Task brief: Reproduce the complete listing without any deviation.

Given entries:
____________________
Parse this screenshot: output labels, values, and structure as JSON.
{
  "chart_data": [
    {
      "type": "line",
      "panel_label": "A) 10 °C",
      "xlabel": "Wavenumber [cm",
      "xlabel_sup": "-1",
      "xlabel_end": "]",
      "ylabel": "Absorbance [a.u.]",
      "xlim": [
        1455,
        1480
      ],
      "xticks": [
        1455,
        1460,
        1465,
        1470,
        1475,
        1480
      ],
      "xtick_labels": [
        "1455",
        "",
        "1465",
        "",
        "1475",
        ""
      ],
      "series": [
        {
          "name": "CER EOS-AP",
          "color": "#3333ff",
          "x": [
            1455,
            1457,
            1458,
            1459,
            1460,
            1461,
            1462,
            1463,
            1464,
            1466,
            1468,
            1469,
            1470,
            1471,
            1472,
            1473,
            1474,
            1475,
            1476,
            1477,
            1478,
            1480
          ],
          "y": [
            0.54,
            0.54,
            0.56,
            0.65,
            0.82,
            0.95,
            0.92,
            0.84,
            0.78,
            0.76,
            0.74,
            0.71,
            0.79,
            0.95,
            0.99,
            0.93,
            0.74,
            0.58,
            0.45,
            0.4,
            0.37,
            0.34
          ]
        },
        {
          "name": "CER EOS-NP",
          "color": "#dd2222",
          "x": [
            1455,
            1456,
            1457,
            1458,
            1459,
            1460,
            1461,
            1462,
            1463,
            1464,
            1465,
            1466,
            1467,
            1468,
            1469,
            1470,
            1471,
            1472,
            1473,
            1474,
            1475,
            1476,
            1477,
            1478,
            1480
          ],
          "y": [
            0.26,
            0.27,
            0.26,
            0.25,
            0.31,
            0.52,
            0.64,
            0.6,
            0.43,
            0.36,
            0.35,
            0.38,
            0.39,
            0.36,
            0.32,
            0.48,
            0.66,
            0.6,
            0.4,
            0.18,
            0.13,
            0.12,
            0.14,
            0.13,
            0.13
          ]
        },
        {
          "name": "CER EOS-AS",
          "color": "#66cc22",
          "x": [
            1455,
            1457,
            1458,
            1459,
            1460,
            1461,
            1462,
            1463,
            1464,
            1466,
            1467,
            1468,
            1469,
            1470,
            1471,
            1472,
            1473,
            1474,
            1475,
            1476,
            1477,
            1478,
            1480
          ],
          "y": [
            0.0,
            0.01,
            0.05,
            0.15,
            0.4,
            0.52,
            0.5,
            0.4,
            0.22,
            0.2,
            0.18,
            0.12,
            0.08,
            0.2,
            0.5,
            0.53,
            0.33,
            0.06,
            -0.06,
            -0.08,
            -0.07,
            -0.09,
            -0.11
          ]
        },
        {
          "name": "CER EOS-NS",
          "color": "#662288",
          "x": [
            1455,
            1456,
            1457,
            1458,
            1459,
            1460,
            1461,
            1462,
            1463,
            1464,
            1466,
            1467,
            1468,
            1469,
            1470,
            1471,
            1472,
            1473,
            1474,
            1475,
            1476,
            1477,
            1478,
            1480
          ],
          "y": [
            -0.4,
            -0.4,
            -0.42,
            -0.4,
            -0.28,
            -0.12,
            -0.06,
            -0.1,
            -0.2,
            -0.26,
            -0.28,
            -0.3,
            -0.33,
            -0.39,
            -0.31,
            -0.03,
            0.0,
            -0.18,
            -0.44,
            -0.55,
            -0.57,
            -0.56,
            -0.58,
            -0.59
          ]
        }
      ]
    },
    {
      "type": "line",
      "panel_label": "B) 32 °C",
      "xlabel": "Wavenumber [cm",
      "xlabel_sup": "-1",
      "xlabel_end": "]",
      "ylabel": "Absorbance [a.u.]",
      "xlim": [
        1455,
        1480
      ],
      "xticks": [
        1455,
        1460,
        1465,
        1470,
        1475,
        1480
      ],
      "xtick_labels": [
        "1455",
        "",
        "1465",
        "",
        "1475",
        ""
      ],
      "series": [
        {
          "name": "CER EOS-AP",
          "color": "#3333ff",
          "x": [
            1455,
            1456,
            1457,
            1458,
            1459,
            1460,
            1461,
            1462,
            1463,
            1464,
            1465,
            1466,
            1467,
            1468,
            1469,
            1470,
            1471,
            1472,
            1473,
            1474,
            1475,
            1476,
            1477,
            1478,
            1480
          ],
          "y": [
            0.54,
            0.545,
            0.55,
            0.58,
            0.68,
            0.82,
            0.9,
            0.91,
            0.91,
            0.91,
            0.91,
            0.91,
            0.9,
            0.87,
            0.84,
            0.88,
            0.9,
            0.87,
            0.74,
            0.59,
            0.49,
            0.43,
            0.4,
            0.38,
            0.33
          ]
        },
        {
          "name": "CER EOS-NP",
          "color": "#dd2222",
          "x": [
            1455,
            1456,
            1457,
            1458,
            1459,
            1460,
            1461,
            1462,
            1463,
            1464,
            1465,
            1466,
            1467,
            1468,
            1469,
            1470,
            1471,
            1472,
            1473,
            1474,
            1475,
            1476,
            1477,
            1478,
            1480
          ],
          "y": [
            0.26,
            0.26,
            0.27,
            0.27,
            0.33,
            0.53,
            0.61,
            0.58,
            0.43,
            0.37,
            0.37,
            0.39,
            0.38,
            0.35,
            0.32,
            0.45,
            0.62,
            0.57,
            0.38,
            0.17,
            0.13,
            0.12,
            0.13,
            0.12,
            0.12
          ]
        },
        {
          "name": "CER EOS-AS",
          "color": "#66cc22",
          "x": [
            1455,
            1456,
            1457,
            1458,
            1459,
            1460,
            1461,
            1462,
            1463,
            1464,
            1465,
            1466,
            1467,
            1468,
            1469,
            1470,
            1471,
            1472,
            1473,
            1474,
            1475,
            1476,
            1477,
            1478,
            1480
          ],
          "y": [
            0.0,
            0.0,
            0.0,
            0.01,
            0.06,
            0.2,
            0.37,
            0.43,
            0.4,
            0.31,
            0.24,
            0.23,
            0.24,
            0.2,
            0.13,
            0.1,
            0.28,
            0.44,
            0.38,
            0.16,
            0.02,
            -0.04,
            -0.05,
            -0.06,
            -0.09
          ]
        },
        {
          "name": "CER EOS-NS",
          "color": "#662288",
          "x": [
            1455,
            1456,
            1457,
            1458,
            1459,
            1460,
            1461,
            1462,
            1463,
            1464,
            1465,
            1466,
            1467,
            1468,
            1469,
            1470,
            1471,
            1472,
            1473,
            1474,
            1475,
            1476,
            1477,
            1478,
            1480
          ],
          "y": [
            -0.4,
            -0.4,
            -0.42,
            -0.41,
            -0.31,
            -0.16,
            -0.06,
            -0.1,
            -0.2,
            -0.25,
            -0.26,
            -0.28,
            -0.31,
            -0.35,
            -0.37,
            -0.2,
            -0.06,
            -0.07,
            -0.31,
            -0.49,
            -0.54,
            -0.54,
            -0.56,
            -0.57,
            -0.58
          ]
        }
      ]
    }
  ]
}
____________________
The answer:
Parse this screenshot: output labels, values, and structure as JSON.
{
  "chart_data": [
    {
      "type": "line",
      "panel_label": "A) 10 °C",
      "xlabel": "Wavenumber [cm",
      "xlabel_sup": "-1",
      "xlabel_end": "]",
      "ylabel": "Absorbance [a.u.]",
      "xlim": [
        1455,
        1480
      ],
      "xticks": [
        1455,
        1460,
        1465,
        1470,
        1475,
        1480
      ],
      "xtick_labels": [
        "1455",
        "",
        "1465",
        "",
        "1475",
        ""
      ],
      "series": [
        {
          "name": "CER EOS-AP",
          "color": "#3333ff",
          "x": [
            1455,
            1457,
            1458,
            1459,
            1460,
            1461,
            1462,
            1463,
            1464,
            1466,
            1468,
            1469,
            1470,
            1471,
            1472,
            1473,
            1474,
            1475,
            1476,
            1477,
            1478,
            1480
          ],
          "y": [
            0.54,
            0.54,
            0.56,
            0.65,
            0.82,
            0.95,
            0.92,
            0.84,
            0.78,
            0.76,
            0.74,
            0.71,
            0.79,
            0.95,
            0.99,
            0.93,
            0.74,
            0.58,
            0.45,
            0.4,
            0.37,
            0.34
          ]
        },
        {
          "name": "CER EOS-NP",
          "color": "#dd2222",
          "x": [
            1455,
            1456,
            1457,
            1458,
            1459,
            1460,
            1461,
            1462,
            1463,
            1464,
            1465,
            1466,
            1467,
            1468,
            1469,
            1470,
            1471,
            1472,
            1473,
            1474,
            1475,
            1476,
            1477,
            1478,
            1480
          ],
          "y": [
            0.26,
            0.27,
            0.26,
            0.25,
            0.31,
            0.52,
            0.64,
            0.6,
            0.43,
            0.36,
            0.35,
            0.38,
            0.39,
            0.36,
            0.32,
            0.48,
            0.66,
            0.6,
            0.4,
            0.18,
            0.13,
            0.12,
            0.14,
            0.13,
            0.13
          ]
        },
        {
          "name": "CER EOS-AS",
          "color": "#66cc22",
          "x": [
            1455,
            1457,
            1458,
            1459,
            1460,
            1461,
            1462,
            1463,
            1464,
            1466,
            1467,
            1468,
            1469,
            1470,
            1471,
            1472,
            1473,
            1474,
            1475,
            1476,
            1477,
            1478,
            1480
          ],
          "y": [
            0.0,
            0.01,
            0.05,
            0.15,
            0.4,
            0.52,
            0.5,
            0.4,
            0.22,
            0.2,
            0.18,
            0.12,
            0.08,
            0.2,
            0.5,
            0.53,
            0.33,
            0.06,
            -0.06,
            -0.08,
            -0.07,
            -0.09,
            -0.11
          ]
        },
        {
          "name": "CER EOS-NS",
          "color": "#662288",
          "x": [
            1455,
            1456,
            1457,
            1458,
            1459,
            1460,
            1461,
            1462,
            1463,
            1464,
            1466,
            1467,
            1468,
            1469,
            1470,
            1471,
            1472,
            1473,
            1474,
            1475,
            1476,
            1477,
            1478,
            1480
          ],
          "y": [
            -0.4,
            -0.4,
            -0.42,
            -0.4,
            -0.28,
            -0.12,
            -0.06,
            -0.1,
            -0.2,
            -0.26,
            -0.28,
            -0.3,
            -0.33,
            -0.39,
            -0.31,
            -0.03,
            0.0,
            -0.18,
            -0.44,
            -0.55,
            -0.57,
            -0.56,
            -0.58,
            -0.59
          ]
        }
      ]
    },
    {
      "type": "line",
      "panel_label": "B) 32 °C",
      "xlabel": "Wavenumber [cm",
      "xlabel_sup": "-1",
      "xlabel_end": "]",
      "ylabel": "Absorbance [a.u.]",
      "xlim": [
        1455,
        1480
      ],
      "xticks": [
        1455,
        1460,
        1465,
        1470,
        1475,
        1480
      ],
      "xtick_labels": [
        "1455",
        "",
        "1465",
        "",
        "1475",
        ""
      ],
      "series": [
        {
          "name": "CER EOS-AP",
          "color": "#3333ff",
          "x": [
            1455,
            1456,
            1457,
            1458,
            1459,
            1460,
            1461,
            1462,
            1463,
            1464,
            1465,
            1466,
            1467,
            1468,
            1469,
            1470,
            1471,
            1472,
            1473,
            1474,
            1475,
            1476,
            1477,
            1478,
            1480
          ],
          "y": [
            0.54,
            0.545,
            0.55,
            0.58,
            0.68,
            0.82,
            0.9,
            0.91,
            0.91,
            0.91,
            0.91,
            0.91,
            0.9,
            0.87,
            0.84,
            0.88,
            0.9,
            0.87,
            0.74,
            0.59,
            0.49,
            0.43,
            0.4,
            0.38,
            0.33
          ]
        },
        {
          "name": "CER EOS-NP",
          "color": "#dd2222",
          "x": [
            1455,
            1456,
            1457,
            1458,
            1459,
            1460,
            1461,
            1462,
            1463,
            1464,
            1465,
            1466,
            1467,
            1468,
            1469,
            1470,
            1471,
            1472,
            1473,
            1474,
            1475,
            1476,
            1477,
            1478,
            1480
          ],
          "y": [
            0.26,
            0.26,
            0.27,
            0.27,
            0.33,
            0.53,
            0.61,
            0.58,
            0.43,
            0.37,
            0.37,
            0.39,
            0.38,
            0.35,
            0.32,
            0.45,
            0.62,
            0.57,
            0.38,
            0.17,
            0.13,
            0.12,
            0.13,
            0.12,
            0.12
          ]
        },
        {
          "name": "CER EOS-AS",
          "color": "#66cc22",
          "x": [
            1455,
            1456,
            1457,
            1458,
            1459,
            1460,
            1461,
            1462,
            1463,
            1464,
            1465,
            1466,
            1467,
            1468,
            1469,
            1470,
            1471,
            1472,
            1473,
            1474,
            1475,
            1476,
            1477,
            1478,
            1480
          ],
          "y": [
            0.0,
            0.0,
            0.0,
            0.01,
            0.06,
            0.2,
            0.37,
            0.43,
            0.4,
            0.31,
            0.24,
            0.23,
            0.24,
            0.2,
            0.13,
            0.1,
            0.28,
            0.44,
            0.38,
            0.16,
            0.02,
            -0.04,
            -0.05,
            -0.06,
            -0.09
          ]
        },
        {
          "name": "CER EOS-NS",
          "color": "#662288",
          "x": [
            1455,
            1456,
            1457,
            1458,
            1459,
            1460,
            1461,
            1462,
            1463,
            1464,
            1465,
            1466,
            1467,
            1468,
            1469,
            1470,
            1471,
            1472,
            1473,
            1474,
            1475,
            1476,
            1477,
            1478,
            1480
          ],
          "y": [
            -0.4,
            -0.4,
            -0.42,
            -0.41,
            -0.31,
            -0.16,
            -0.06,
            -0.1,
            -0.2,
            -0.25,
            -0.26,
            -0.28,
            -0.31,
            -0.35,
            -0.37,
            -0.2,
            -0.06,
            -0.07,
            -0.31,
            -0.49,
            -0.54,
            -0.54,
            -0.56,
            -0.57,
            -0.58
          ]
        }
      ]
    }
  ]
}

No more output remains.